REQUIRED WORK => Reproduce every record below word for word, keeping each line unchanged.

Dataset entries =>
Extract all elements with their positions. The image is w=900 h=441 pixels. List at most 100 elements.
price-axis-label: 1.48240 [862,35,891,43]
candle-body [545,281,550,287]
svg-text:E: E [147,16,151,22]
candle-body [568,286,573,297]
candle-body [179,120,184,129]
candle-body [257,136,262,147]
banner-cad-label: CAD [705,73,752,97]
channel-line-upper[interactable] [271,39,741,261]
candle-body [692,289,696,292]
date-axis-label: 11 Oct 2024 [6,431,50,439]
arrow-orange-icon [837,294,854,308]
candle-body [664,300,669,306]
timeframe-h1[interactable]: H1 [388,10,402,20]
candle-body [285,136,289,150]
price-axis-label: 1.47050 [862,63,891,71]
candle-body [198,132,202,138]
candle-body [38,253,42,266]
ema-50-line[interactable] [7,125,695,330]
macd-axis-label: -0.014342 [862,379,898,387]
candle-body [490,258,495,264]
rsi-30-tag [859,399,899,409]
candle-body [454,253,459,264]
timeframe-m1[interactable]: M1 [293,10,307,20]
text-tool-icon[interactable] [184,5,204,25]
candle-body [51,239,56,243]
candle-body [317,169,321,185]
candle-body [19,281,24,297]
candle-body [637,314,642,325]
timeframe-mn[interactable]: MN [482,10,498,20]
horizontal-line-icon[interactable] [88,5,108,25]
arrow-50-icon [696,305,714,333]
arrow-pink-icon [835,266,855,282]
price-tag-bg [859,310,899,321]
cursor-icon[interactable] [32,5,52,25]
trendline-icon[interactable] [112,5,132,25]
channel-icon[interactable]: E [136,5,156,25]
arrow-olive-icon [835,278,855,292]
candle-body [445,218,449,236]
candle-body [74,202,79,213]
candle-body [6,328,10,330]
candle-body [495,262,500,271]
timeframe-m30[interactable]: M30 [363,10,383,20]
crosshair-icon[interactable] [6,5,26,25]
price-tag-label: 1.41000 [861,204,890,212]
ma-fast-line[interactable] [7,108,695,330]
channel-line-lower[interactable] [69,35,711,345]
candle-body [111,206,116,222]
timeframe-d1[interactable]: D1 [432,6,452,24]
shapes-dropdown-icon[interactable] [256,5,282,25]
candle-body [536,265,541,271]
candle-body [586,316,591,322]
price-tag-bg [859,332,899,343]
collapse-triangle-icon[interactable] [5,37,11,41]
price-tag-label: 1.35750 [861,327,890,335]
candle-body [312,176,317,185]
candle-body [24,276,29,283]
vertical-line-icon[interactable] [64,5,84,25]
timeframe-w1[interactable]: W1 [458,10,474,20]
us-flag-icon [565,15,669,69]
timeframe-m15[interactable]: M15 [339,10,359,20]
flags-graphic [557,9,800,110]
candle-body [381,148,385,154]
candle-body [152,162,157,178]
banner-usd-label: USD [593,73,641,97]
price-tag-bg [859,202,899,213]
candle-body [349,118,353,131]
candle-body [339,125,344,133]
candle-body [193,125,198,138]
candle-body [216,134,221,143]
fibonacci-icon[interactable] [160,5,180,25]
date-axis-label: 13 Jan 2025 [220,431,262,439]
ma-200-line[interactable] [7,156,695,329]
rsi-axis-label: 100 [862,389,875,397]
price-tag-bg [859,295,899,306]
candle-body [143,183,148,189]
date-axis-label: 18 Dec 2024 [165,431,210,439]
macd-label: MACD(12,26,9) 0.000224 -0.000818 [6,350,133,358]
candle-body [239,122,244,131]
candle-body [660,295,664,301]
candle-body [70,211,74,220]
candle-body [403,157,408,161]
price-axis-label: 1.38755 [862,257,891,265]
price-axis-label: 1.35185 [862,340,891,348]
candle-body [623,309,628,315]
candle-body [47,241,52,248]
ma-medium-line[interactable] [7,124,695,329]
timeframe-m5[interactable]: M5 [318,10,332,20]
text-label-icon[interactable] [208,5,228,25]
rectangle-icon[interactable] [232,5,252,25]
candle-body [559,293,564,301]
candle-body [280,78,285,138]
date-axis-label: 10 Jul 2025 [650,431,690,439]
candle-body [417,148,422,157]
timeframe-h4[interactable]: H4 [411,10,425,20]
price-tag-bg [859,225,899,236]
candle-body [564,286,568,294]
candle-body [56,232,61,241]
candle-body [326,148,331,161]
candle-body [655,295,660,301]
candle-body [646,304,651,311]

OUTPUT OF THE EXERCISE =>
Extract all elements with their positions. The image is w=900 h=441 pixels. List at most 100 elements.
price-axis-label: 1.48240 [862,35,891,43]
candle-body [545,281,550,287]
svg-text:E: E [147,16,151,22]
candle-body [568,286,573,297]
candle-body [179,120,184,129]
candle-body [257,136,262,147]
banner-cad-label: CAD [705,73,752,97]
channel-line-upper[interactable] [271,39,741,261]
candle-body [692,289,696,292]
date-axis-label: 11 Oct 2024 [6,431,50,439]
arrow-orange-icon [837,294,854,308]
candle-body [664,300,669,306]
timeframe-h1[interactable]: H1 [388,10,402,20]
candle-body [285,136,289,150]
price-axis-label: 1.47050 [862,63,891,71]
candle-body [198,132,202,138]
candle-body [38,253,42,266]
ema-50-line[interactable] [7,125,695,330]
macd-axis-label: -0.014342 [862,379,898,387]
candle-body [490,258,495,264]
rsi-30-tag [859,399,899,409]
candle-body [454,253,459,264]
timeframe-m1[interactable]: M1 [293,10,307,20]
text-tool-icon[interactable] [184,5,204,25]
candle-body [51,239,56,243]
candle-body [317,169,321,185]
candle-body [19,281,24,297]
candle-body [637,314,642,325]
timeframe-mn[interactable]: MN [482,10,498,20]
horizontal-line-icon[interactable] [88,5,108,25]
arrow-50-icon [696,305,714,333]
arrow-pink-icon [835,266,855,282]
price-tag-bg [859,310,899,321]
cursor-icon[interactable] [32,5,52,25]
trendline-icon[interactable] [112,5,132,25]
channel-icon[interactable]: E [136,5,156,25]
arrow-olive-icon [835,278,855,292]
candle-body [445,218,449,236]
candle-body [74,202,79,213]
candle-body [6,328,10,330]
candle-body [495,262,500,271]
timeframe-m30[interactable]: M30 [363,10,383,20]
crosshair-icon[interactable] [6,5,26,25]
price-tag-label: 1.41000 [861,204,890,212]
ma-fast-line[interactable] [7,108,695,330]
channel-line-lower[interactable] [69,35,711,345]
candle-body [111,206,116,222]
timeframe-d1[interactable]: D1 [432,6,452,24]
shapes-dropdown-icon[interactable] [256,5,282,25]
candle-body [536,265,541,271]
candle-body [586,316,591,322]
price-tag-bg [859,332,899,343]
collapse-triangle-icon[interactable] [5,37,11,41]
price-tag-label: 1.35750 [861,327,890,335]
candle-body [312,176,317,185]
candle-body [24,276,29,283]
vertical-line-icon[interactable] [64,5,84,25]
timeframe-w1[interactable]: W1 [458,10,474,20]
us-flag-icon [565,15,669,69]
timeframe-m15[interactable]: M15 [339,10,359,20]
flags-graphic [557,9,800,110]
candle-body [381,148,385,154]
candle-body [152,162,157,178]
banner-usd-label: USD [593,73,641,97]
price-tag-bg [859,202,899,213]
candle-body [349,118,353,131]
candle-body [339,125,344,133]
candle-body [193,125,198,138]
candle-body [216,134,221,143]
fibonacci-icon[interactable] [160,5,180,25]
date-axis-label: 13 Jan 2025 [220,431,262,439]
ma-200-line[interactable] [7,156,695,329]
rsi-axis-label: 100 [862,389,875,397]
price-tag-bg [859,295,899,306]
candle-body [143,183,148,189]
date-axis-label: 18 Dec 2024 [165,431,210,439]
macd-label: MACD(12,26,9) 0.000224 -0.000818 [6,350,133,358]
candle-body [239,122,244,131]
candle-body [660,295,664,301]
candle-body [70,211,74,220]
candle-body [403,157,408,161]
price-axis-label: 1.38755 [862,257,891,265]
price-axis-label: 1.35185 [862,340,891,348]
candle-body [623,309,628,315]
candle-body [47,241,52,248]
ma-medium-line[interactable] [7,124,695,329]
timeframe-m5[interactable]: M5 [318,10,332,20]
text-label-icon[interactable] [208,5,228,25]
rectangle-icon[interactable] [232,5,252,25]
candle-body [559,293,564,301]
candle-body [280,78,285,138]
date-axis-label: 10 Jul 2025 [650,431,690,439]
candle-body [417,148,422,157]
timeframe-h4[interactable]: H4 [411,10,425,20]
price-tag-bg [859,225,899,236]
candle-body [564,286,568,294]
candle-body [56,232,61,241]
candle-body [326,148,331,161]
candle-body [655,295,660,301]
candle-body [646,304,651,311]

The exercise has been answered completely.